St Helen's most memorable cricketing moments

St Helen's is claimed to be home to the tallest freestanding floodlight in Europe at 150ft (45m)
- Published
This is an updated version of an article that first appeared on the BBC Sport website on 24 June, 2024.
The final ball will be bowled at St Helen's this weekend when cricket leaves the famous Swansea venue.
It is one of Wales' oldest and most iconic sporting destinations with the official opening of the cricket ground in 1875 and Wales' first home rugby international hosted at the venue seven years later.
With the Ospreys rugby team set to play at the venue from the 2026-27 season, cricket's 150-year association with the famous picturesque ground overlooking Swansea Bay is set to be a thing of the past.
St Helen's has been graced by most of the sport's greatest players with the likes of Sir Don Bradman, Sir Viv Richards, Brian Lara, Sachin Tendulkar and Shane Warne, among others, having played at the ground.

» **GOAL OF THE EXERCISE**:
Reproduce word for word the passage of the St Helen's cricket article that begins with "- Published" and ends with "famous Swansea venue.".

» **MATERIAL**:

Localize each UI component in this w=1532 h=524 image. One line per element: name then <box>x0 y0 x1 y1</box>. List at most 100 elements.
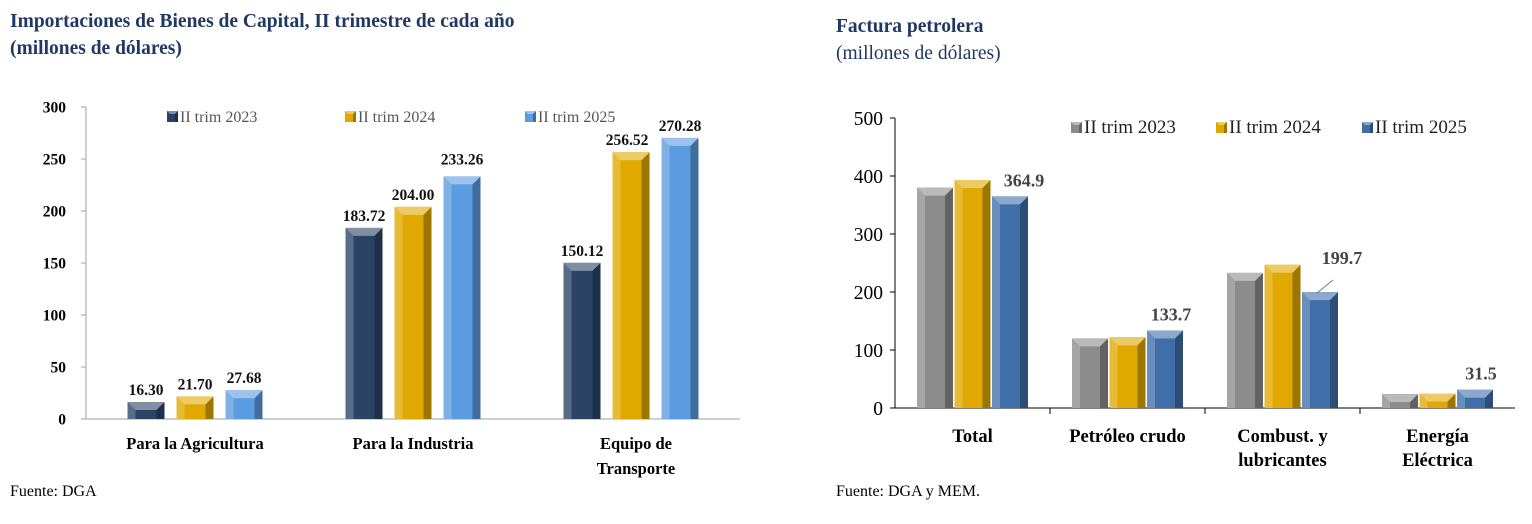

» **THE OUTPUT**:
- Published
This is an updated version of an article that first appeared on the BBC Sport website on 24 June, 2024.
The final ball will be bowled at St Helen's this weekend when cricket leaves the famous Swansea venue.